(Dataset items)

----------

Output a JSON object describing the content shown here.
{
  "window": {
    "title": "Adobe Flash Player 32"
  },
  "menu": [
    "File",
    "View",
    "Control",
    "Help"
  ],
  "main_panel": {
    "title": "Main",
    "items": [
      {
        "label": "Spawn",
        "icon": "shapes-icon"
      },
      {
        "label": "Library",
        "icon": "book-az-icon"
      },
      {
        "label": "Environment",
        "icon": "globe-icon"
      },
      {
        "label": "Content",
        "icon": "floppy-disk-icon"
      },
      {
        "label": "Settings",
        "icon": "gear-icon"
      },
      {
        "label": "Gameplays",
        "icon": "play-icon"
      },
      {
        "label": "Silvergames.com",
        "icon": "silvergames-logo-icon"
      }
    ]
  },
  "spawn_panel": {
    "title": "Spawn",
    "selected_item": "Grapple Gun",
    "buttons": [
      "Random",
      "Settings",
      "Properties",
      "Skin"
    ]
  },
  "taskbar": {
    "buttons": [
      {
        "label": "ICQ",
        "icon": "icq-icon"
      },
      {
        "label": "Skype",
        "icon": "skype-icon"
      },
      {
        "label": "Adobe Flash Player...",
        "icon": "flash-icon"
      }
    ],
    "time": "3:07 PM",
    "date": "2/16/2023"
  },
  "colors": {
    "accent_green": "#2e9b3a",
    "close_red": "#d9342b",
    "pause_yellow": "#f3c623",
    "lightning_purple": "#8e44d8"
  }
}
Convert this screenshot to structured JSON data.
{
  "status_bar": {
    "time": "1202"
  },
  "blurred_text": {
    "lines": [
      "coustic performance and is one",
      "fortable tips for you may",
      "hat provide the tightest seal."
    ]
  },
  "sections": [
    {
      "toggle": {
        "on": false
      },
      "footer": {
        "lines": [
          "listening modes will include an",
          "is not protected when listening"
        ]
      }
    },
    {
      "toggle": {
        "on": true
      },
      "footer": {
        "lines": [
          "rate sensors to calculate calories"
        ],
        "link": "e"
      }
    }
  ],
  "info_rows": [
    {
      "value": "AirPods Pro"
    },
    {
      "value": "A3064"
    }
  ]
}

----------

> [What needs to be done]
List every line in the records above that contains the word "title".

> [Answer to this task]
    "title": "Adobe Flash Player 32"
    "title": "Main",
    "title": "Spawn",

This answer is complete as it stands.